INFORMATION SUPPLIED start
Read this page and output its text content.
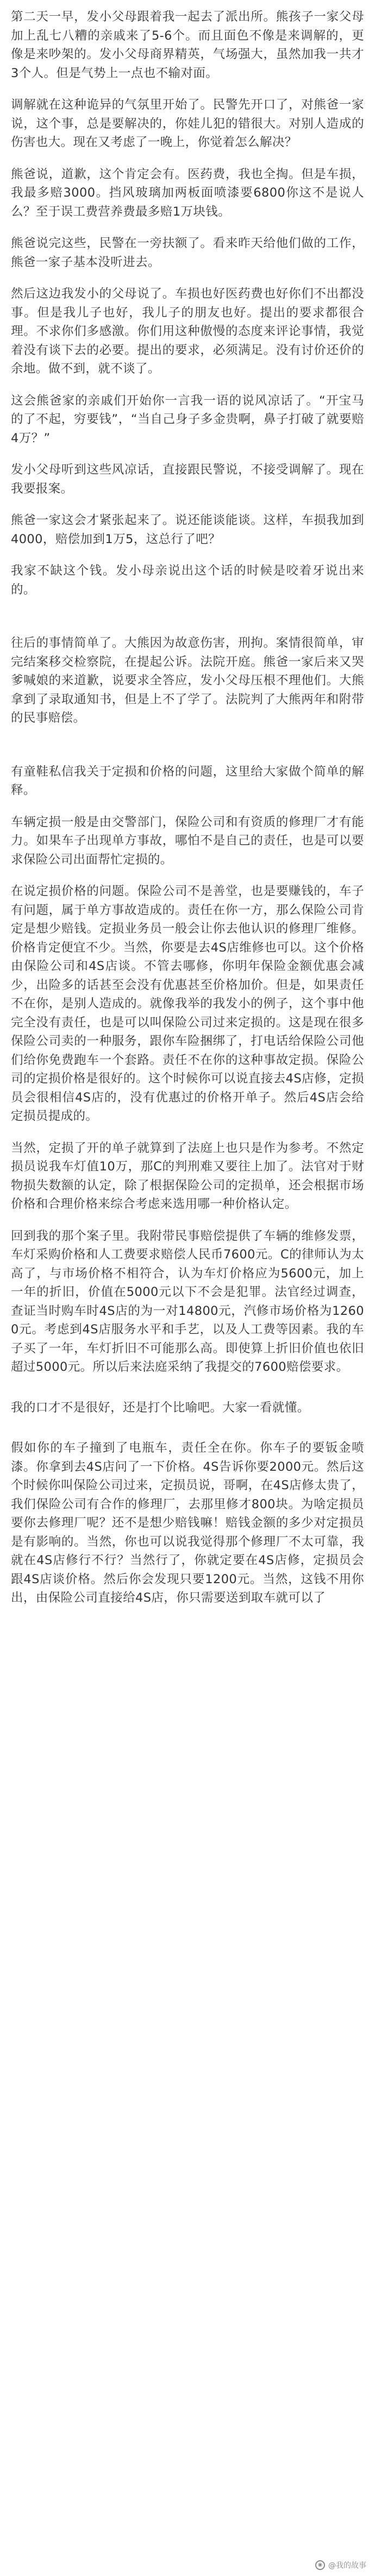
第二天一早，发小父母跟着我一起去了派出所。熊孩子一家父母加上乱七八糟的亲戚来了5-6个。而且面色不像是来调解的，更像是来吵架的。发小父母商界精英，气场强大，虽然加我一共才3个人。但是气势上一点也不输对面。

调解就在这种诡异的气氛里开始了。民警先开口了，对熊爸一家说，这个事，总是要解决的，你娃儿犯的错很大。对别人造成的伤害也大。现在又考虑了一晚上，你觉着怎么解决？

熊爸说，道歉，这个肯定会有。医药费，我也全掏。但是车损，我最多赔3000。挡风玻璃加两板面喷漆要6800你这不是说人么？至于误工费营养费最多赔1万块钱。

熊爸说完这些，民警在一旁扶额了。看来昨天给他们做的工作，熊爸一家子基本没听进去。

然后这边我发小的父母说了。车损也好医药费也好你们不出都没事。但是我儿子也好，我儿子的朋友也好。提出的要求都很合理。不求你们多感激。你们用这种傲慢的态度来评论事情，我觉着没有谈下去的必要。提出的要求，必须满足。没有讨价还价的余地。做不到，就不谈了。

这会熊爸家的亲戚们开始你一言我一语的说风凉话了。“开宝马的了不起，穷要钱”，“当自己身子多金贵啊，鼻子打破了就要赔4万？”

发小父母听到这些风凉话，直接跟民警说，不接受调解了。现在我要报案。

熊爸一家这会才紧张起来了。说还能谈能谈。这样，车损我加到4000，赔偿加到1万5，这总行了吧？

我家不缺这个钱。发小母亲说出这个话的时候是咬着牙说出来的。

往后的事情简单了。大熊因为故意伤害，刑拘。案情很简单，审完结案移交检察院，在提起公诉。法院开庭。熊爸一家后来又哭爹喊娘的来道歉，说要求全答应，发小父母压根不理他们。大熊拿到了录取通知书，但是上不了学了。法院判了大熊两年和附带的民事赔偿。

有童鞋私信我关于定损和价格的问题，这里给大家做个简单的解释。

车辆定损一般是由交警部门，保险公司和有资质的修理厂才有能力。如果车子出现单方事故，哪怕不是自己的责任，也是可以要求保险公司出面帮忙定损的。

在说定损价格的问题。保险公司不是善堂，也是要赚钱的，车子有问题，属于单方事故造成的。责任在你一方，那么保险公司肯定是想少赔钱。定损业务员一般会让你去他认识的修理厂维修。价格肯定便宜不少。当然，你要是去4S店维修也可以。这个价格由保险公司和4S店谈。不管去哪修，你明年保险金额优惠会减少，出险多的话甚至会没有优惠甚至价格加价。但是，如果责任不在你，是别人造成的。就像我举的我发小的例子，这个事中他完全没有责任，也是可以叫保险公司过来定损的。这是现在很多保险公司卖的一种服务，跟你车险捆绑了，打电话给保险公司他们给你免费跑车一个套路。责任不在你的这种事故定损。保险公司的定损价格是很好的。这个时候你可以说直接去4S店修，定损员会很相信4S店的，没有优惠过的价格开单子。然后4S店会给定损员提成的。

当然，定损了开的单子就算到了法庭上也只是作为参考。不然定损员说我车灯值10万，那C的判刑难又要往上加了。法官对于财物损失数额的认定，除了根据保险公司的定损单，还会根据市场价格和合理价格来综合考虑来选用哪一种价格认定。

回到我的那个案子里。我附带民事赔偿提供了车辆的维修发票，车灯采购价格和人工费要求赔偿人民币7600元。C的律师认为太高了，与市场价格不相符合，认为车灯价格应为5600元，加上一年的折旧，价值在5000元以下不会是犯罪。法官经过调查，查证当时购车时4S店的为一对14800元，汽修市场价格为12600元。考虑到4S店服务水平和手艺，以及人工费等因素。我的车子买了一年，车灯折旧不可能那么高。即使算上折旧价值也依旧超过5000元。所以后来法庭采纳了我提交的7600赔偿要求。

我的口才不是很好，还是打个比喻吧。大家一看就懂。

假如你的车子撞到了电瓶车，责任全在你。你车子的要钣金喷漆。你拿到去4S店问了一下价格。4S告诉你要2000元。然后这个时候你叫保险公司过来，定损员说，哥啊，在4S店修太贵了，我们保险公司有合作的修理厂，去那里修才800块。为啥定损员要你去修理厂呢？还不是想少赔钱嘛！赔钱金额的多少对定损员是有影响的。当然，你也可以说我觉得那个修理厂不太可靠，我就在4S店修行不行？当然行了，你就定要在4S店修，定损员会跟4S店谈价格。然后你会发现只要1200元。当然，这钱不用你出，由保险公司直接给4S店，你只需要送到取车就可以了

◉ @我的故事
INFORMATION SUPPLIED end
> _WHAT THIS TASK INVOLVES_
Give every line above again exactly, with no pictures.

> _FINISHED EXERCISE_
Read this page and output its text content.
第二天一早，发小父母跟着我一起去了派出所。熊孩子一家父母加上乱七八糟的亲戚来了5-6个。而且面色不像是来调解的，更像是来吵架的。发小父母商界精英，气场强大，虽然加我一共才3个人。但是气势上一点也不输对面。

调解就在这种诡异的气氛里开始了。民警先开口了，对熊爸一家说，这个事，总是要解决的，你娃儿犯的错很大。对别人造成的伤害也大。现在又考虑了一晚上，你觉着怎么解决？

熊爸说，道歉，这个肯定会有。医药费，我也全掏。但是车损，我最多赔3000。挡风玻璃加两板面喷漆要6800你这不是说人么？至于误工费营养费最多赔1万块钱。

熊爸说完这些，民警在一旁扶额了。看来昨天给他们做的工作，熊爸一家子基本没听进去。

然后这边我发小的父母说了。车损也好医药费也好你们不出都没事。但是我儿子也好，我儿子的朋友也好。提出的要求都很合理。不求你们多感激。你们用这种傲慢的态度来评论事情，我觉着没有谈下去的必要。提出的要求，必须满足。没有讨价还价的余地。做不到，就不谈了。

这会熊爸家的亲戚们开始你一言我一语的说风凉话了。“开宝马的了不起，穷要钱”，“当自己身子多金贵啊，鼻子打破了就要赔4万？”

发小父母听到这些风凉话，直接跟民警说，不接受调解了。现在我要报案。

熊爸一家这会才紧张起来了。说还能谈能谈。这样，车损我加到4000，赔偿加到1万5，这总行了吧？

我家不缺这个钱。发小母亲说出这个话的时候是咬着牙说出来的。

往后的事情简单了。大熊因为故意伤害，刑拘。案情很简单，审完结案移交检察院，在提起公诉。法院开庭。熊爸一家后来又哭爹喊娘的来道歉，说要求全答应，发小父母压根不理他们。大熊拿到了录取通知书，但是上不了学了。法院判了大熊两年和附带的民事赔偿。

有童鞋私信我关于定损和价格的问题，这里给大家做个简单的解释。

车辆定损一般是由交警部门，保险公司和有资质的修理厂才有能力。如果车子出现单方事故，哪怕不是自己的责任，也是可以要求保险公司出面帮忙定损的。

在说定损价格的问题。保险公司不是善堂，也是要赚钱的，车子有问题，属于单方事故造成的。责任在你一方，那么保险公司肯定是想少赔钱。定损业务员一般会让你去他认识的修理厂维修。价格肯定便宜不少。当然，你要是去4S店维修也可以。这个价格由保险公司和4S店谈。不管去哪修，你明年保险金额优惠会减少，出险多的话甚至会没有优惠甚至价格加价。但是，如果责任不在你，是别人造成的。就像我举的我发小的例子，这个事中他完全没有责任，也是可以叫保险公司过来定损的。这是现在很多保险公司卖的一种服务，跟你车险捆绑了，打电话给保险公司他们给你免费跑车一个套路。责任不在你的这种事故定损。保险公司的定损价格是很好的。这个时候你可以说直接去4S店修，定损员会很相信4S店的，没有优惠过的价格开单子。然后4S店会给定损员提成的。

当然，定损了开的单子就算到了法庭上也只是作为参考。不然定损员说我车灯值10万，那C的判刑难又要往上加了。法官对于财物损失数额的认定，除了根据保险公司的定损单，还会根据市场价格和合理价格来综合考虑来选用哪一种价格认定。

回到我的那个案子里。我附带民事赔偿提供了车辆的维修发票，车灯采购价格和人工费要求赔偿人民币7600元。C的律师认为太高了，与市场价格不相符合，认为车灯价格应为5600元，加上一年的折旧，价值在5000元以下不会是犯罪。法官经过调查，查证当时购车时4S店的为一对14800元，汽修市场价格为12600元。考虑到4S店服务水平和手艺，以及人工费等因素。我的车子买了一年，车灯折旧不可能那么高。即使算上折旧价值也依旧超过5000元。所以后来法庭采纳了我提交的7600赔偿要求。

我的口才不是很好，还是打个比喻吧。大家一看就懂。

假如你的车子撞到了电瓶车，责任全在你。你车子的要钣金喷漆。你拿到去4S店问了一下价格。4S告诉你要2000元。然后这个时候你叫保险公司过来，定损员说，哥啊，在4S店修太贵了，我们保险公司有合作的修理厂，去那里修才800块。为啥定损员要你去修理厂呢？还不是想少赔钱嘛！赔钱金额的多少对定损员是有影响的。当然，你也可以说我觉得那个修理厂不太可靠，我就在4S店修行不行？当然行了，你就定要在4S店修，定损员会跟4S店谈价格。然后你会发现只要1200元。当然，这钱不用你出，由保险公司直接给4S店，你只需要送到取车就可以了

◉ @我的故事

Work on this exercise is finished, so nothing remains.